(Written task) Repeat each entry as written, dropping any picture you find.

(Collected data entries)
==========

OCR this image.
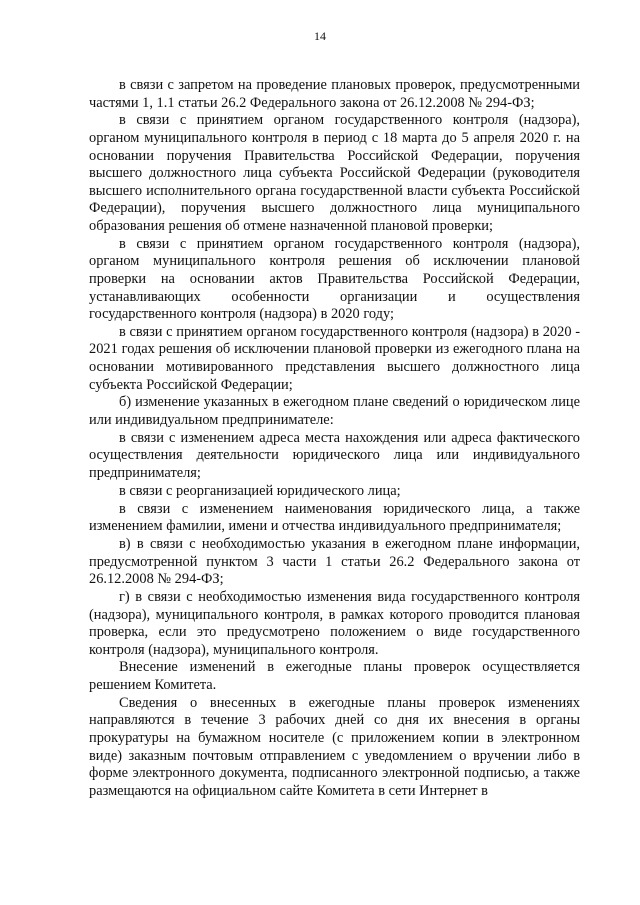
14

в связи с запретом на проведение плановых проверок, предусмотренными частями 1, 1.1 статьи 26.2 Федерального закона от 26.12.2008 № 294-ФЗ;

в связи с принятием органом государственного контроля (надзора), органом муниципального контроля в период с 18 марта до 5 апреля 2020 г. на основании поручения Правительства Российской Федерации, поручения высшего должностного лица субъекта Российской Федерации (руководителя высшего исполнительного органа государственной власти субъекта Российской Федерации), поручения высшего должностного лица муниципального образования решения об отмене назначенной плановой проверки;

в связи с принятием органом государственного контроля (надзора), органом муниципального контроля решения об исключении плановой проверки на основании актов Правительства Российской Федерации, устанавливающих особенности организации и осуществления государственного контроля (надзора) в 2020 году;

в связи с принятием органом государственного контроля (надзора) в 2020 - 2021 годах решения об исключении плановой проверки из ежегодного плана на основании мотивированного представления высшего должностного лица субъекта Российской Федерации;

б) изменение указанных в ежегодном плане сведений о юридическом лице или индивидуальном предпринимателе:

в связи с изменением адреса места нахождения или адреса фактического осуществления деятельности юридического лица или индивидуального предпринимателя;

в связи с реорганизацией юридического лица;

в связи с изменением наименования юридического лица, а также изменением фамилии, имени и отчества индивидуального предпринимателя;

в) в связи с необходимостью указания в ежегодном плане информации, предусмотренной пунктом 3 части 1 статьи 26.2 Федерального закона от 26.12.2008 № 294-ФЗ;

г) в связи с необходимостью изменения вида государственного контроля (надзора), муниципального контроля, в рамках которого проводится плановая проверка, если это предусмотрено положением о виде государственного контроля (надзора), муниципального контроля.

Внесение изменений в ежегодные планы проверок осуществляется решением Комитета.

Сведения о внесенных в ежегодные планы проверок изменениях направляются в течение 3 рабочих дней со дня их внесения в органы прокуратуры на бумажном носителе (с приложением копии в электронном виде) заказным почтовым отправлением с уведомлением о вручении либо в форме электронного документа, подписанного электронной подписью, а также размещаются на официальном сайте Комитета в сети Интернет в
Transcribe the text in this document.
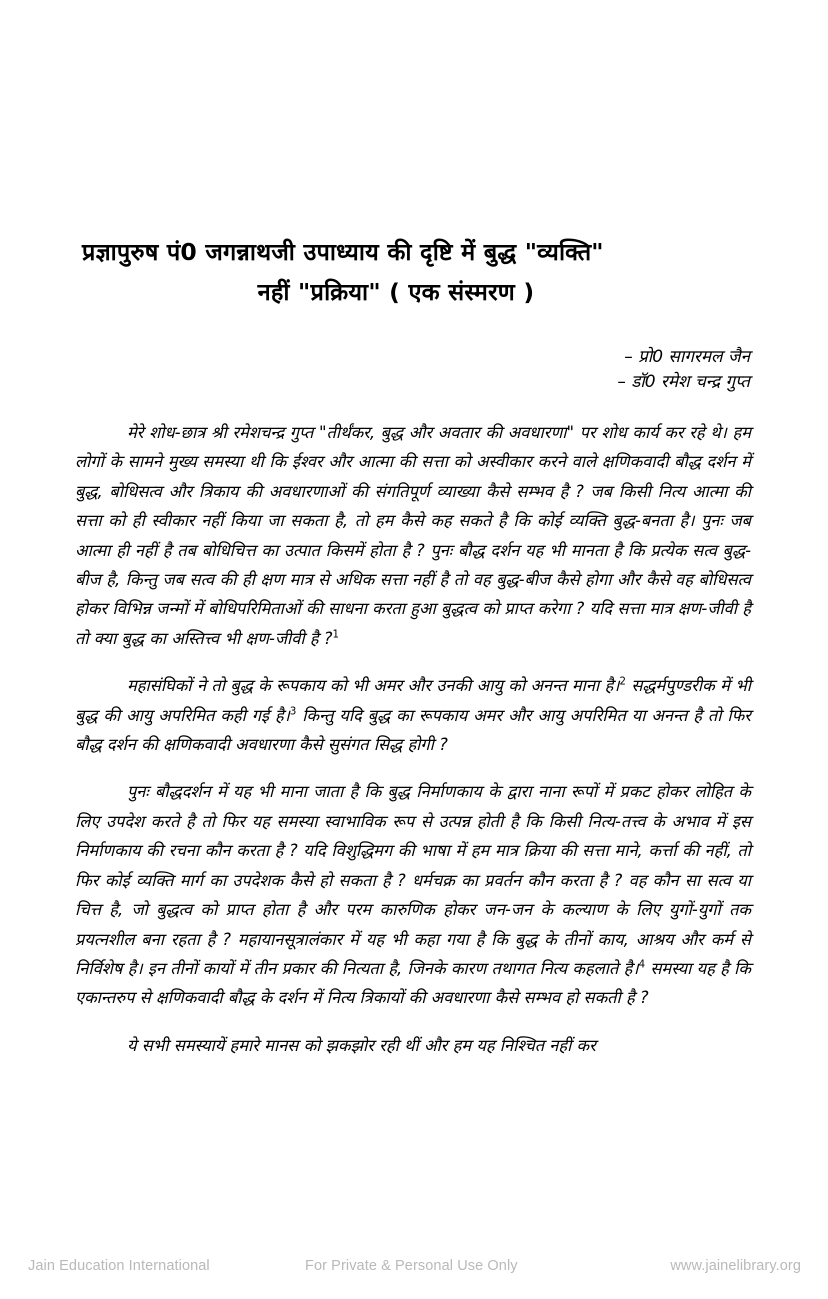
प्रज्ञापुरुष पं0 जगन्नाथजी उपाध्याय की दृष्टि में बुद्ध "व्यक्ति"
नहीं "प्रक्रिया" ( एक संस्मरण )
– प्रो0 सागरमल जैन
– डॉ0 रमेश चन्द्र गुप्त

मेरे शोध-छात्र श्री रमेशचन्द्र गुप्त "तीर्थंकर, बुद्ध और अवतार की अवधारणा" पर शोध कार्य कर रहे थे। हम लोगों के सामने मुख्य समस्या थी कि ईश्वर और आत्मा की सत्ता को अस्वीकार करने वाले क्षणिकवादी बौद्ध दर्शन में बुद्ध, बोधिसत्व और त्रिकाय की अवधारणाओं की संगतिपूर्ण व्याख्या कैसे सम्भव है ? जब किसी नित्य आत्मा की सत्ता को ही स्वीकार नहीं किया जा सकता है, तो हम कैसे कह सकते है कि कोई व्यक्ति बुद्ध-बनता है। पुनः जब आत्मा ही नहीं है तब बोधिचित्त का उत्पात किसमें होता है ? पुनः बौद्ध दर्शन यह भी मानता है कि प्रत्येक सत्व बुद्ध-बीज है, किन्तु जब सत्व की ही क्षण मात्र से अधिक सत्ता नहीं है तो वह बुद्ध-बीज कैसे होगा और कैसे वह बोधिसत्व होकर विभिन्न जन्मों में बोधिपरिमिताओं की साधना करता हुआ बुद्धत्व को प्राप्त करेगा ? यदि सत्ता मात्र क्षण-जीवी है तो क्या बुद्ध का अस्तित्त्व भी क्षण-जीवी है ?$^1$

महासंघिकों ने तो बुद्ध के रूपकाय को भी अमर और उनकी आयु को अनन्त माना है।$^2$ सद्धर्मपुण्डरीक में भी बुद्ध की आयु अपरिमित कही गई है।$^3$ किन्तु यदि बुद्ध का रूपकाय अमर और आयु अपरिमित या अनन्त है तो फिर बौद्ध दर्शन की क्षणिकवादी अवधारणा कैसे सुसंगत सिद्ध होगी ?

पुनः बौद्धदर्शन में यह भी माना जाता है कि बुद्ध निर्माणकाय के द्वारा नाना रूपों में प्रकट होकर लोहित के लिए उपदेश करते है तो फिर यह समस्या स्वाभाविक रूप से उत्पन्न होती है कि किसी नित्य-तत्त्व के अभाव में इस निर्माणकाय की रचना कौन करता है ? यदि विशुद्धिमग की भाषा में हम मात्र क्रिया की सत्ता माने, कर्त्ता की नहीं, तो फिर कोई व्यक्ति मार्ग का उपदेशक कैसे हो सकता है ? धर्मचक्र का प्रवर्तन कौन करता है ? वह कौन सा सत्व या चित्त है, जो बुद्धत्व को प्राप्त होता है और परम कारुणिक होकर जन-जन के कल्याण के लिए युगों-युगों तक प्रयत्नशील बना रहता है ? महायानसूत्रालंकार में यह भी कहा गया है कि बुद्ध के तीनों काय, आश्रय और कर्म से निर्विशेष है। इन तीनों कायों में तीन प्रकार की नित्यता है, जिनके कारण तथागत नित्य कहलाते है।$^4$ समस्या यह है कि एकान्तरुप से क्षणिकवादी बौद्ध के दर्शन में नित्य त्रिकायों की अवधारणा कैसे सम्भव हो सकती है ?

ये सभी समस्यायें हमारे मानस को झकझोर रही थीं और हम यह निश्चित नहीं कर

Jain Education International	For Private & Personal Use Only	www.jainelibrary.org
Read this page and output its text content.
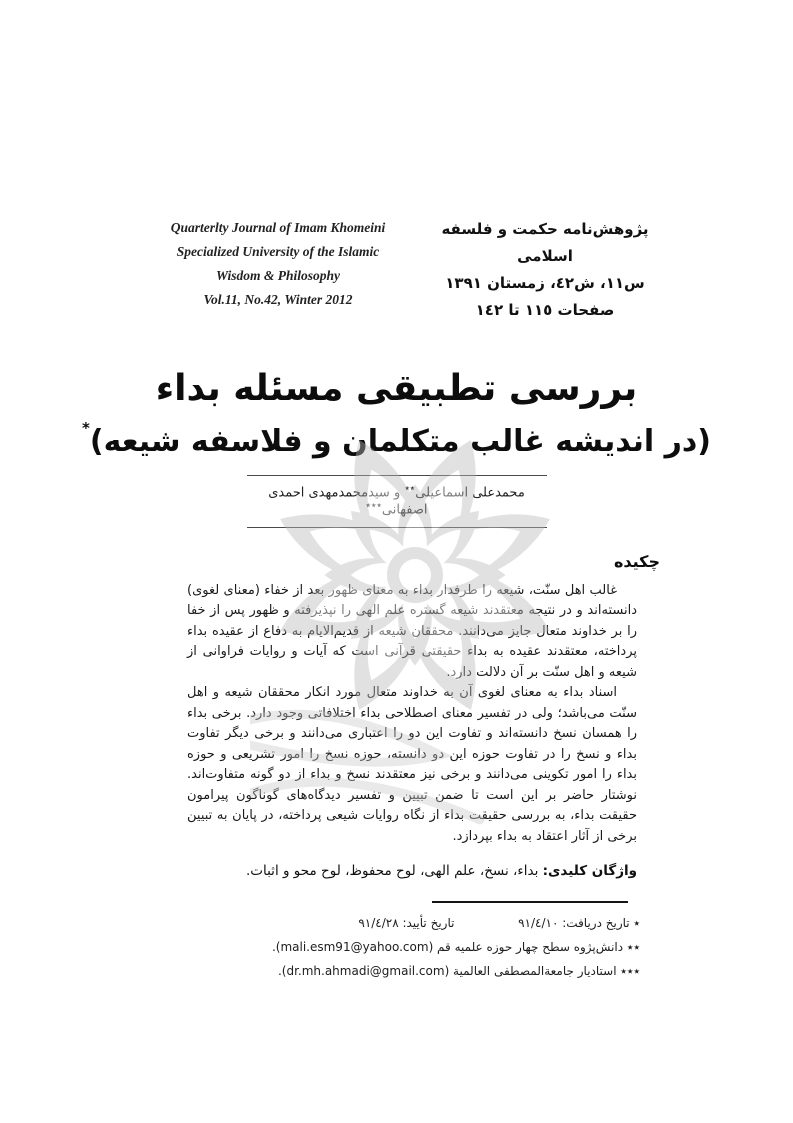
Quarterlty Journal of Imam Khomeini
Specialized University of the Islamic
Wisdom & Philosophy
Vol.11, No.42, Winter 2012
پژوهش‌نامه حکمت و فلسفه اسلامی
س١١، ش٤٢، زمستان ١٣٩١
صفحات ١١٥ تا ١٤٢
بررسی تطبیقی مسئله بداء
(در اندیشه غالب متکلمان و فلاسفه شیعه)*
محمدعلی اسماعیلی٭٭ و سیدمحمدمهدی احمدی اصفهانی٭٭٭
چکیده

غالب اهل سنّت، شیعه را طرفدار بداء به معنای ظهور بعد از خفاء (معنای لغوی) دانسته‌اند و در نتیجه معتقدند شیعه گستره علم الهی را نپذیرفته و ظهور پس از خفا را بر خداوند متعال جایز می‌دانند. محققان شیعه از قدیم‌الایام به دفاع از عقیده بداء پرداخته، معتقدند عقیده به بداء حقیقتی قرآنی است که آیات و روایات فراوانی از شیعه و اهل سنّت بر آن دلالت دارد.

اسناد بداء به معنای لغوی آن به خداوند متعال مورد انکار محققان شیعه و اهل سنّت می‌باشد؛ ولی در تفسیر معنای اصطلاحی بداء اختلافاتی وجود دارد. برخی بداء را همسان نسخ دانسته‌اند و تفاوت این دو را اعتباری می‌دانند و برخی دیگر تفاوت بداء و نسخ را در تفاوت حوزه این دو دانسته، حوزه نسخ را امور تشریعی و حوزه بداء را امور تکوینی می‌دانند و برخی نیز معتقدند نسخ و بداء از دو گونه متفاوت‌اند. نوشتار حاضر بر این است تا ضمن تبیین و تفسیر دیدگاه‌های گوناگون پیرامون حقیقت بداء، به بررسی حقیقت بداء از نگاه روایات شیعی پرداخته، در پایان به تبیین برخی از آثار اعتقاد به بداء بپردازد.

واژگان کلیدی: بداء، نسخ، علم الهی، لوح محفوظ، لوح محو و اثبات.
٭ تاریخ دریافت: ٩١/٤/١٠  تاریخ تأیید: ٩١/٤/٢٨
٭٭ دانش‌پژوه سطح چهار حوزه علمیه قم (mali.esm91@yahoo.com).
٭٭٭ استادیار جامعةالمصطفی العالمیة (dr.mh.ahmadi@gmail.com).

==========

(Finished exercise)
OCR this image.
14

в связи с запретом на проведение плановых проверок, предусмотренными частями 1, 1.1 статьи 26.2 Федерального закона от 26.12.2008 № 294-ФЗ;

в связи с принятием органом государственного контроля (надзора), органом муниципального контроля в период с 18 марта до 5 апреля 2020 г. на основании поручения Правительства Российской Федерации, поручения высшего должностного лица субъекта Российской Федерации (руководителя высшего исполнительного органа государственной власти субъекта Российской Федерации), поручения высшего должностного лица муниципального образования решения об отмене назначенной плановой проверки;

в связи с принятием органом государственного контроля (надзора), органом муниципального контроля решения об исключении плановой проверки на основании актов Правительства Российской Федерации, устанавливающих особенности организации и осуществления государственного контроля (надзора) в 2020 году;

в связи с принятием органом государственного контроля (надзора) в 2020 - 2021 годах решения об исключении плановой проверки из ежегодного плана на основании мотивированного представления высшего должностного лица субъекта Российской Федерации;

б) изменение указанных в ежегодном плане сведений о юридическом лице или индивидуальном предпринимателе:

в связи с изменением адреса места нахождения или адреса фактического осуществления деятельности юридического лица или индивидуального предпринимателя;

в связи с реорганизацией юридического лица;

в связи с изменением наименования юридического лица, а также изменением фамилии, имени и отчества индивидуального предпринимателя;

в) в связи с необходимостью указания в ежегодном плане информации, предусмотренной пунктом 3 части 1 статьи 26.2 Федерального закона от 26.12.2008 № 294-ФЗ;

г) в связи с необходимостью изменения вида государственного контроля (надзора), муниципального контроля, в рамках которого проводится плановая проверка, если это предусмотрено положением о виде государственного контроля (надзора), муниципального контроля.

Внесение изменений в ежегодные планы проверок осуществляется решением Комитета.

Сведения о внесенных в ежегодные планы проверок изменениях направляются в течение 3 рабочих дней со дня их внесения в органы прокуратуры на бумажном носителе (с приложением копии в электронном виде) заказным почтовым отправлением с уведомлением о вручении либо в форме электронного документа, подписанного электронной подписью, а также размещаются на официальном сайте Комитета в сети Интернет в
Transcribe the text in this document.
प्रज्ञापुरुष पं0 जगन्नाथजी उपाध्याय की दृष्टि में बुद्ध "व्यक्ति"
नहीं "प्रक्रिया" ( एक संस्मरण )
– प्रो0 सागरमल जैन
– डॉ0 रमेश चन्द्र गुप्त

मेरे शोध-छात्र श्री रमेशचन्द्र गुप्त "तीर्थंकर, बुद्ध और अवतार की अवधारणा" पर शोध कार्य कर रहे थे। हम लोगों के सामने मुख्य समस्या थी कि ईश्वर और आत्मा की सत्ता को अस्वीकार करने वाले क्षणिकवादी बौद्ध दर्शन में बुद्ध, बोधिसत्व और त्रिकाय की अवधारणाओं की संगतिपूर्ण व्याख्या कैसे सम्भव है ? जब किसी नित्य आत्मा की सत्ता को ही स्वीकार नहीं किया जा सकता है, तो हम कैसे कह सकते है कि कोई व्यक्ति बुद्ध-बनता है। पुनः जब आत्मा ही नहीं है तब बोधिचित्त का उत्पात किसमें होता है ? पुनः बौद्ध दर्शन यह भी मानता है कि प्रत्येक सत्व बुद्ध-बीज है, किन्तु जब सत्व की ही क्षण मात्र से अधिक सत्ता नहीं है तो वह बुद्ध-बीज कैसे होगा और कैसे वह बोधिसत्व होकर विभिन्न जन्मों में बोधिपरिमिताओं की साधना करता हुआ बुद्धत्व को प्राप्त करेगा ? यदि सत्ता मात्र क्षण-जीवी है तो क्या बुद्ध का अस्तित्त्व भी क्षण-जीवी है ?$^1$

महासंघिकों ने तो बुद्ध के रूपकाय को भी अमर और उनकी आयु को अनन्त माना है।$^2$ सद्धर्मपुण्डरीक में भी बुद्ध की आयु अपरिमित कही गई है।$^3$ किन्तु यदि बुद्ध का रूपकाय अमर और आयु अपरिमित या अनन्त है तो फिर बौद्ध दर्शन की क्षणिकवादी अवधारणा कैसे सुसंगत सिद्ध होगी ?

पुनः बौद्धदर्शन में यह भी माना जाता है कि बुद्ध निर्माणकाय के द्वारा नाना रूपों में प्रकट होकर लोहित के लिए उपदेश करते है तो फिर यह समस्या स्वाभाविक रूप से उत्पन्न होती है कि किसी नित्य-तत्त्व के अभाव में इस निर्माणकाय की रचना कौन करता है ? यदि विशुद्धिमग की भाषा में हम मात्र क्रिया की सत्ता माने, कर्त्ता की नहीं, तो फिर कोई व्यक्ति मार्ग का उपदेशक कैसे हो सकता है ? धर्मचक्र का प्रवर्तन कौन करता है ? वह कौन सा सत्व या चित्त है, जो बुद्धत्व को प्राप्त होता है और परम कारुणिक होकर जन-जन के कल्याण के लिए युगों-युगों तक प्रयत्नशील बना रहता है ? महायानसूत्रालंकार में यह भी कहा गया है कि बुद्ध के तीनों काय, आश्रय और कर्म से निर्विशेष है। इन तीनों कायों में तीन प्रकार की नित्यता है, जिनके कारण तथागत नित्य कहलाते है।$^4$ समस्या यह है कि एकान्तरुप से क्षणिकवादी बौद्ध के दर्शन में नित्य त्रिकायों की अवधारणा कैसे सम्भव हो सकती है ?

ये सभी समस्यायें हमारे मानस को झकझोर रही थीं और हम यह निश्चित नहीं कर

Jain Education International	For Private & Personal Use Only	www.jainelibrary.org
Read this page and output its text content.
Quarterlty Journal of Imam Khomeini
Specialized University of the Islamic
Wisdom & Philosophy
Vol.11, No.42, Winter 2012
پژوهش‌نامه حکمت و فلسفه اسلامی
س١١، ش٤٢، زمستان ١٣٩١
صفحات ١١٥ تا ١٤٢
بررسی تطبیقی مسئله بداء
(در اندیشه غالب متکلمان و فلاسفه شیعه)*
محمدعلی اسماعیلی٭٭ و سیدمحمدمهدی احمدی اصفهانی٭٭٭
چکیده

غالب اهل سنّت، شیعه را طرفدار بداء به معنای ظهور بعد از خفاء (معنای لغوی) دانسته‌اند و در نتیجه معتقدند شیعه گستره علم الهی را نپذیرفته و ظهور پس از خفا را بر خداوند متعال جایز می‌دانند. محققان شیعه از قدیم‌الایام به دفاع از عقیده بداء پرداخته، معتقدند عقیده به بداء حقیقتی قرآنی است که آیات و روایات فراوانی از شیعه و اهل سنّت بر آن دلالت دارد.

اسناد بداء به معنای لغوی آن به خداوند متعال مورد انکار محققان شیعه و اهل سنّت می‌باشد؛ ولی در تفسیر معنای اصطلاحی بداء اختلافاتی وجود دارد. برخی بداء را همسان نسخ دانسته‌اند و تفاوت این دو را اعتباری می‌دانند و برخی دیگر تفاوت بداء و نسخ را در تفاوت حوزه این دو دانسته، حوزه نسخ را امور تشریعی و حوزه بداء را امور تکوینی می‌دانند و برخی نیز معتقدند نسخ و بداء از دو گونه متفاوت‌اند. نوشتار حاضر بر این است تا ضمن تبیین و تفسیر دیدگاه‌های گوناگون پیرامون حقیقت بداء، به بررسی حقیقت بداء از نگاه روایات شیعی پرداخته، در پایان به تبیین برخی از آثار اعتقاد به بداء بپردازد.

واژگان کلیدی: بداء، نسخ، علم الهی، لوح محفوظ، لوح محو و اثبات.
٭ تاریخ دریافت: ٩١/٤/١٠  تاریخ تأیید: ٩١/٤/٢٨
٭٭ دانش‌پژوه سطح چهار حوزه علمیه قم (mali.esm91@yahoo.com).
٭٭٭ استادیار جامعةالمصطفی العالمیة (dr.mh.ahmadi@gmail.com).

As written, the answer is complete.